● **Stored entries**
= = = =
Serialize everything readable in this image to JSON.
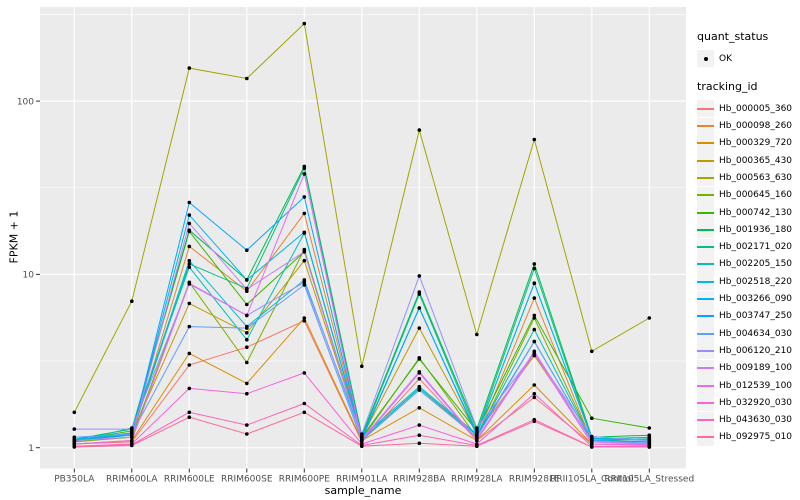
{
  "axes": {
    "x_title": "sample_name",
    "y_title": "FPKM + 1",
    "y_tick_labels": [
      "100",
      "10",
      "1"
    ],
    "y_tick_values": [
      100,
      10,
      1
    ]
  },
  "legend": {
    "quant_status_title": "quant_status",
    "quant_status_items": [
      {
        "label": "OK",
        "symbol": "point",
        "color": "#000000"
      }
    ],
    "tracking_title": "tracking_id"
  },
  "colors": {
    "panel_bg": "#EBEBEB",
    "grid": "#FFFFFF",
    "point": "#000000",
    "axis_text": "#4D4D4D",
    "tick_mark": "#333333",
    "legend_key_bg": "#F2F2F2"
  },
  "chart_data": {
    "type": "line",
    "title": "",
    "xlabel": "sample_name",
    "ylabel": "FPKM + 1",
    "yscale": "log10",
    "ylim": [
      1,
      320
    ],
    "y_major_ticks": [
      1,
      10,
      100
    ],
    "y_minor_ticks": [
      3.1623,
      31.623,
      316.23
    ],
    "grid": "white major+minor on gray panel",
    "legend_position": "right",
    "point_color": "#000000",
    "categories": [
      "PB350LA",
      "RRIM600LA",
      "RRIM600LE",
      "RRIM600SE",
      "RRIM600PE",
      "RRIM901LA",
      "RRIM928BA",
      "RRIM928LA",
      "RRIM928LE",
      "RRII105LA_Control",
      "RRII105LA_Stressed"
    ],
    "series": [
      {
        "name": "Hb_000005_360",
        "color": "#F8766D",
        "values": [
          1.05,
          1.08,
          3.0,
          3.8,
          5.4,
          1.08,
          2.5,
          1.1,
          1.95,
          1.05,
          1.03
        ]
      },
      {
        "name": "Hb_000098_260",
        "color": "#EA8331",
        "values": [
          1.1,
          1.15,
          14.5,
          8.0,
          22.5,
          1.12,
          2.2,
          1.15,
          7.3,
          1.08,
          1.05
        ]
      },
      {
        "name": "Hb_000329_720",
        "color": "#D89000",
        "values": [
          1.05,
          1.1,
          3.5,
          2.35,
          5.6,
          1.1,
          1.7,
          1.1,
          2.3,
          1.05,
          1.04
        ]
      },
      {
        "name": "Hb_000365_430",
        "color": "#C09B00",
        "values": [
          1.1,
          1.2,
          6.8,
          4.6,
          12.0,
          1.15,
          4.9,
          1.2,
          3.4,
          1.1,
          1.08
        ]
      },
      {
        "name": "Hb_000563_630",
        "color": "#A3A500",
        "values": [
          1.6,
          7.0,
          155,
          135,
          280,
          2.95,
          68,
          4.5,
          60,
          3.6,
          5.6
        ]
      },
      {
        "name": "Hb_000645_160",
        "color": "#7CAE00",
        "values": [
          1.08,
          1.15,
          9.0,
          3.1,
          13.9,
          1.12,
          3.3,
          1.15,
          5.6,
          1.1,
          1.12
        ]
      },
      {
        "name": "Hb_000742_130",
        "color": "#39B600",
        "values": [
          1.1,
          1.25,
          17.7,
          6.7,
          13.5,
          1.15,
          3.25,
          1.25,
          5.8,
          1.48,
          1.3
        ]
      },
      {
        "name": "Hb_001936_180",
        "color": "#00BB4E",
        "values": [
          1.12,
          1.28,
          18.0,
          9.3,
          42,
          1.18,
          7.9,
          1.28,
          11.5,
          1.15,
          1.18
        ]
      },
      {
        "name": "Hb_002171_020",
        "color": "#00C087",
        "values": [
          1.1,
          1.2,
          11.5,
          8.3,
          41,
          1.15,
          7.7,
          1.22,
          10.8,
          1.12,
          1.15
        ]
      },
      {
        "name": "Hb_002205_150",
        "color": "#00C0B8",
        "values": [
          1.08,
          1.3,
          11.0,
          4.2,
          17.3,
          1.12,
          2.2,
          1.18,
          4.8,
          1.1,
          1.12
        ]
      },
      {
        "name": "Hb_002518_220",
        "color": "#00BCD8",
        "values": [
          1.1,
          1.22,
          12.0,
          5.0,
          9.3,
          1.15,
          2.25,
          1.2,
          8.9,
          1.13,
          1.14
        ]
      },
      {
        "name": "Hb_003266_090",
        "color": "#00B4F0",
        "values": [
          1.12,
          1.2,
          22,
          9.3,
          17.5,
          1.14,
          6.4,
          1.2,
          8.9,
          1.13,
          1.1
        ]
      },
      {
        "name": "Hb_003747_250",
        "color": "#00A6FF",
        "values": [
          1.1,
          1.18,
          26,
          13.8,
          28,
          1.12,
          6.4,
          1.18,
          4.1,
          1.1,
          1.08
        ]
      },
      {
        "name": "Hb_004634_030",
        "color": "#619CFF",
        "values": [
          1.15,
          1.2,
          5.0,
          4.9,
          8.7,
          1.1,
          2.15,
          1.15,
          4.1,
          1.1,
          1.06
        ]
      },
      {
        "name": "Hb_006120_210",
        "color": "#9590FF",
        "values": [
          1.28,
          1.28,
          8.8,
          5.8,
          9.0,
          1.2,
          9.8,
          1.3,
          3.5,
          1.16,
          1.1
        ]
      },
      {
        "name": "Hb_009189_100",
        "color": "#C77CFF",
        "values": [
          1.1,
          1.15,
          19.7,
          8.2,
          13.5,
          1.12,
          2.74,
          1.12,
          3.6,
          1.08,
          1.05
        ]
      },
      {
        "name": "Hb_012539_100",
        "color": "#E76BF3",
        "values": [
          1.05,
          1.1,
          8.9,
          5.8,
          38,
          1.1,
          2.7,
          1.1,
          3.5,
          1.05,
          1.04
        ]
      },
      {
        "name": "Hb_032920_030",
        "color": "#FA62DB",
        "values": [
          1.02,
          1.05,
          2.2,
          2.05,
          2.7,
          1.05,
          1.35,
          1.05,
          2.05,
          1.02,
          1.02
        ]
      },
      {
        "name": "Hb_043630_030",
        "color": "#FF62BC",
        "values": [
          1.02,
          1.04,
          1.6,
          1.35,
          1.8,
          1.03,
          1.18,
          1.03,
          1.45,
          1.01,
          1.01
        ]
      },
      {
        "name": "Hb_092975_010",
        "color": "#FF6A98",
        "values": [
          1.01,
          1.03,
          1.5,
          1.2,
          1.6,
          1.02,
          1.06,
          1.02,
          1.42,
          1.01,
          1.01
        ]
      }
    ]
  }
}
= = = =
● **EXERCISE REQUIREMENTS**
Each entry above should be reproduced exactly, with the pictures removed.

● **SOLVED EXERCISE**
Serialize everything readable in this image to JSON.
{
  "axes": {
    "x_title": "sample_name",
    "y_title": "FPKM + 1",
    "y_tick_labels": [
      "100",
      "10",
      "1"
    ],
    "y_tick_values": [
      100,
      10,
      1
    ]
  },
  "legend": {
    "quant_status_title": "quant_status",
    "quant_status_items": [
      {
        "label": "OK",
        "symbol": "point",
        "color": "#000000"
      }
    ],
    "tracking_title": "tracking_id"
  },
  "colors": {
    "panel_bg": "#EBEBEB",
    "grid": "#FFFFFF",
    "point": "#000000",
    "axis_text": "#4D4D4D",
    "tick_mark": "#333333",
    "legend_key_bg": "#F2F2F2"
  },
  "chart_data": {
    "type": "line",
    "title": "",
    "xlabel": "sample_name",
    "ylabel": "FPKM + 1",
    "yscale": "log10",
    "ylim": [
      1,
      320
    ],
    "y_major_ticks": [
      1,
      10,
      100
    ],
    "y_minor_ticks": [
      3.1623,
      31.623,
      316.23
    ],
    "grid": "white major+minor on gray panel",
    "legend_position": "right",
    "point_color": "#000000",
    "categories": [
      "PB350LA",
      "RRIM600LA",
      "RRIM600LE",
      "RRIM600SE",
      "RRIM600PE",
      "RRIM901LA",
      "RRIM928BA",
      "RRIM928LA",
      "RRIM928LE",
      "RRII105LA_Control",
      "RRII105LA_Stressed"
    ],
    "series": [
      {
        "name": "Hb_000005_360",
        "color": "#F8766D",
        "values": [
          1.05,
          1.08,
          3.0,
          3.8,
          5.4,
          1.08,
          2.5,
          1.1,
          1.95,
          1.05,
          1.03
        ]
      },
      {
        "name": "Hb_000098_260",
        "color": "#EA8331",
        "values": [
          1.1,
          1.15,
          14.5,
          8.0,
          22.5,
          1.12,
          2.2,
          1.15,
          7.3,
          1.08,
          1.05
        ]
      },
      {
        "name": "Hb_000329_720",
        "color": "#D89000",
        "values": [
          1.05,
          1.1,
          3.5,
          2.35,
          5.6,
          1.1,
          1.7,
          1.1,
          2.3,
          1.05,
          1.04
        ]
      },
      {
        "name": "Hb_000365_430",
        "color": "#C09B00",
        "values": [
          1.1,
          1.2,
          6.8,
          4.6,
          12.0,
          1.15,
          4.9,
          1.2,
          3.4,
          1.1,
          1.08
        ]
      },
      {
        "name": "Hb_000563_630",
        "color": "#A3A500",
        "values": [
          1.6,
          7.0,
          155,
          135,
          280,
          2.95,
          68,
          4.5,
          60,
          3.6,
          5.6
        ]
      },
      {
        "name": "Hb_000645_160",
        "color": "#7CAE00",
        "values": [
          1.08,
          1.15,
          9.0,
          3.1,
          13.9,
          1.12,
          3.3,
          1.15,
          5.6,
          1.1,
          1.12
        ]
      },
      {
        "name": "Hb_000742_130",
        "color": "#39B600",
        "values": [
          1.1,
          1.25,
          17.7,
          6.7,
          13.5,
          1.15,
          3.25,
          1.25,
          5.8,
          1.48,
          1.3
        ]
      },
      {
        "name": "Hb_001936_180",
        "color": "#00BB4E",
        "values": [
          1.12,
          1.28,
          18.0,
          9.3,
          42,
          1.18,
          7.9,
          1.28,
          11.5,
          1.15,
          1.18
        ]
      },
      {
        "name": "Hb_002171_020",
        "color": "#00C087",
        "values": [
          1.1,
          1.2,
          11.5,
          8.3,
          41,
          1.15,
          7.7,
          1.22,
          10.8,
          1.12,
          1.15
        ]
      },
      {
        "name": "Hb_002205_150",
        "color": "#00C0B8",
        "values": [
          1.08,
          1.3,
          11.0,
          4.2,
          17.3,
          1.12,
          2.2,
          1.18,
          4.8,
          1.1,
          1.12
        ]
      },
      {
        "name": "Hb_002518_220",
        "color": "#00BCD8",
        "values": [
          1.1,
          1.22,
          12.0,
          5.0,
          9.3,
          1.15,
          2.25,
          1.2,
          8.9,
          1.13,
          1.14
        ]
      },
      {
        "name": "Hb_003266_090",
        "color": "#00B4F0",
        "values": [
          1.12,
          1.2,
          22,
          9.3,
          17.5,
          1.14,
          6.4,
          1.2,
          8.9,
          1.13,
          1.1
        ]
      },
      {
        "name": "Hb_003747_250",
        "color": "#00A6FF",
        "values": [
          1.1,
          1.18,
          26,
          13.8,
          28,
          1.12,
          6.4,
          1.18,
          4.1,
          1.1,
          1.08
        ]
      },
      {
        "name": "Hb_004634_030",
        "color": "#619CFF",
        "values": [
          1.15,
          1.2,
          5.0,
          4.9,
          8.7,
          1.1,
          2.15,
          1.15,
          4.1,
          1.1,
          1.06
        ]
      },
      {
        "name": "Hb_006120_210",
        "color": "#9590FF",
        "values": [
          1.28,
          1.28,
          8.8,
          5.8,
          9.0,
          1.2,
          9.8,
          1.3,
          3.5,
          1.16,
          1.1
        ]
      },
      {
        "name": "Hb_009189_100",
        "color": "#C77CFF",
        "values": [
          1.1,
          1.15,
          19.7,
          8.2,
          13.5,
          1.12,
          2.74,
          1.12,
          3.6,
          1.08,
          1.05
        ]
      },
      {
        "name": "Hb_012539_100",
        "color": "#E76BF3",
        "values": [
          1.05,
          1.1,
          8.9,
          5.8,
          38,
          1.1,
          2.7,
          1.1,
          3.5,
          1.05,
          1.04
        ]
      },
      {
        "name": "Hb_032920_030",
        "color": "#FA62DB",
        "values": [
          1.02,
          1.05,
          2.2,
          2.05,
          2.7,
          1.05,
          1.35,
          1.05,
          2.05,
          1.02,
          1.02
        ]
      },
      {
        "name": "Hb_043630_030",
        "color": "#FF62BC",
        "values": [
          1.02,
          1.04,
          1.6,
          1.35,
          1.8,
          1.03,
          1.18,
          1.03,
          1.45,
          1.01,
          1.01
        ]
      },
      {
        "name": "Hb_092975_010",
        "color": "#FF6A98",
        "values": [
          1.01,
          1.03,
          1.5,
          1.2,
          1.6,
          1.02,
          1.06,
          1.02,
          1.42,
          1.01,
          1.01
        ]
      }
    ]
  }
}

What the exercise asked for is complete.